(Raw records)
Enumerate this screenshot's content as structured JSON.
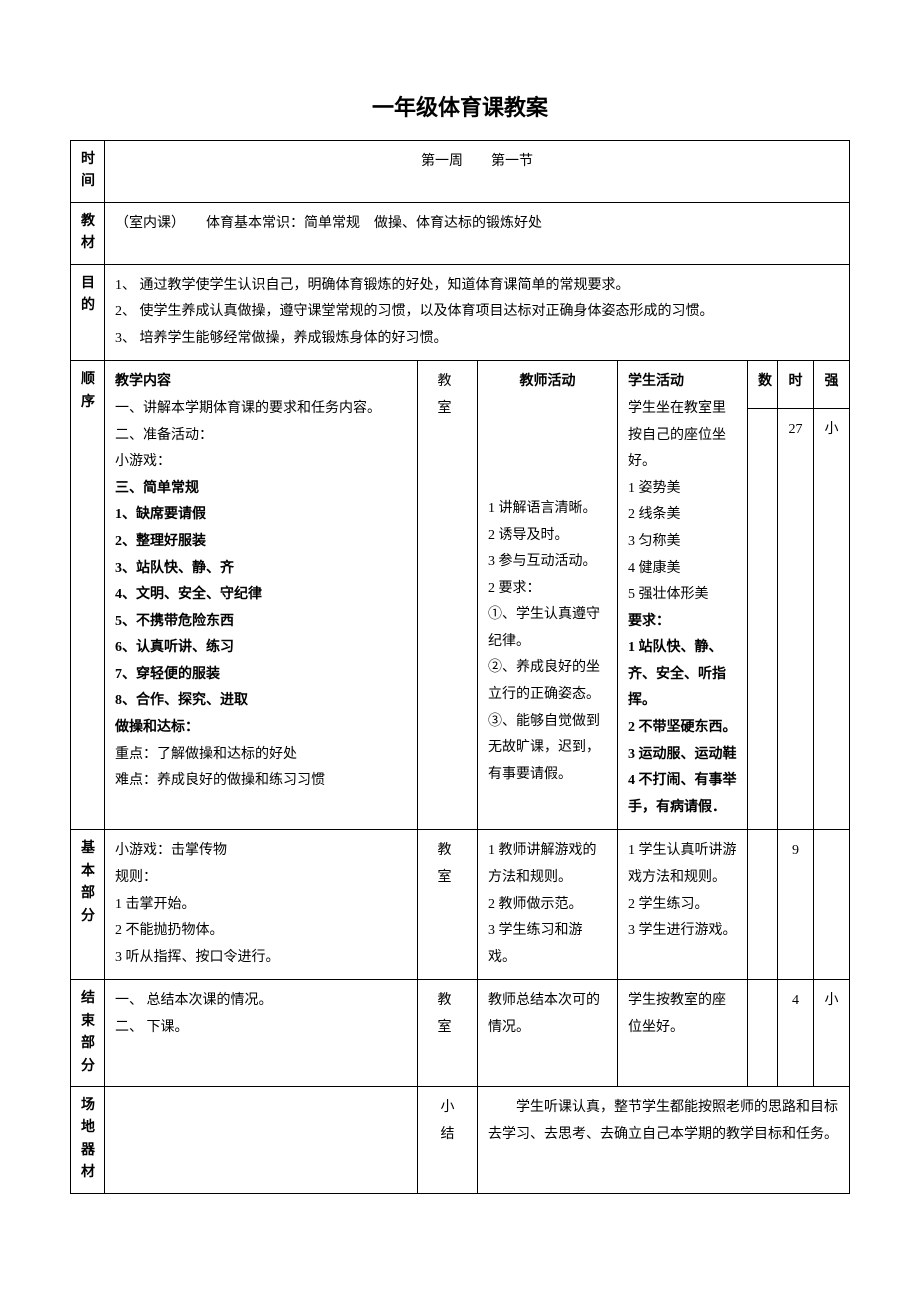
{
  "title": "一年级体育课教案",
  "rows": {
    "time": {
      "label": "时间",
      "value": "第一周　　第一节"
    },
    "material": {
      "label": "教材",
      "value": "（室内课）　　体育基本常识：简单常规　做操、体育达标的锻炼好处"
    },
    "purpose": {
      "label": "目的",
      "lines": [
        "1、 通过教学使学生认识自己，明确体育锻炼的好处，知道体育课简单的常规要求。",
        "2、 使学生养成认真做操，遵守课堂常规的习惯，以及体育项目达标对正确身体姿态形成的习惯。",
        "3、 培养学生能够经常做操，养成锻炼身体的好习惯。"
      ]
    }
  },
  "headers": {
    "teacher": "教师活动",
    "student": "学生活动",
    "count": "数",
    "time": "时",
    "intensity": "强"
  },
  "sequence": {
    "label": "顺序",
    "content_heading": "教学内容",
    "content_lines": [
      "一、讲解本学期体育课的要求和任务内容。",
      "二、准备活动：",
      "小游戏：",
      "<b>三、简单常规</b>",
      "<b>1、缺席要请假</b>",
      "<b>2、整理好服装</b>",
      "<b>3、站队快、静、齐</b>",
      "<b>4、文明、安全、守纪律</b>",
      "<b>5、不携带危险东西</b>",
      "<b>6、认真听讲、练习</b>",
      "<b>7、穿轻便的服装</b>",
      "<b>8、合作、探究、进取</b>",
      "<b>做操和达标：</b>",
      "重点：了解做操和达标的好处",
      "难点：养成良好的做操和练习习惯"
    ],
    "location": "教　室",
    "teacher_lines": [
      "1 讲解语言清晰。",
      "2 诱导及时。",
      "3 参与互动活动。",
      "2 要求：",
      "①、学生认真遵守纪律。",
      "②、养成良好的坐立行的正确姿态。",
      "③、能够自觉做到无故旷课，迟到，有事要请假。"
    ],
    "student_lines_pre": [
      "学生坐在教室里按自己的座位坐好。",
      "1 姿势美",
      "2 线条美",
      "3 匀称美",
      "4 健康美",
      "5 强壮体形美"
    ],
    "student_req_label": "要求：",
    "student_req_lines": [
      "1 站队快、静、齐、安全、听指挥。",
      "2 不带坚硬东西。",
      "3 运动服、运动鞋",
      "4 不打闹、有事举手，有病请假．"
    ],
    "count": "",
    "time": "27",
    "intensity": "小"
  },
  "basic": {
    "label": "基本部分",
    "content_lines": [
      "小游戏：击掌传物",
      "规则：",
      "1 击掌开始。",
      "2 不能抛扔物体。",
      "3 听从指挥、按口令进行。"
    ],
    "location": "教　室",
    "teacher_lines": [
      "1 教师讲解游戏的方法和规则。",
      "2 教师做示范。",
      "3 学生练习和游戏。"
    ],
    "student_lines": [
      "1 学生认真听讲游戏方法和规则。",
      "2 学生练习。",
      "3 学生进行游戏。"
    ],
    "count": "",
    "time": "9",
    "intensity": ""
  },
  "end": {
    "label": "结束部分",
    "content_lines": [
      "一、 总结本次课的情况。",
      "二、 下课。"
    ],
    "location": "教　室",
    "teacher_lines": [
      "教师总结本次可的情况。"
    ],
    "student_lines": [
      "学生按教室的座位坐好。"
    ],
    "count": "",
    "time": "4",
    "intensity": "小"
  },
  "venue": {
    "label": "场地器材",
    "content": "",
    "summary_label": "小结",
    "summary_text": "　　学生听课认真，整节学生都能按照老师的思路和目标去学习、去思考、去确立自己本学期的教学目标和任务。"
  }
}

# WHAT IS NEEDED
Copy each line above containing the string "value".

# SOLVED PROBLEM
      "value": "第一周　　第一节"
      "value": "（室内课）　　体育基本常识：简单常规　做操、体育达标的锻炼好处"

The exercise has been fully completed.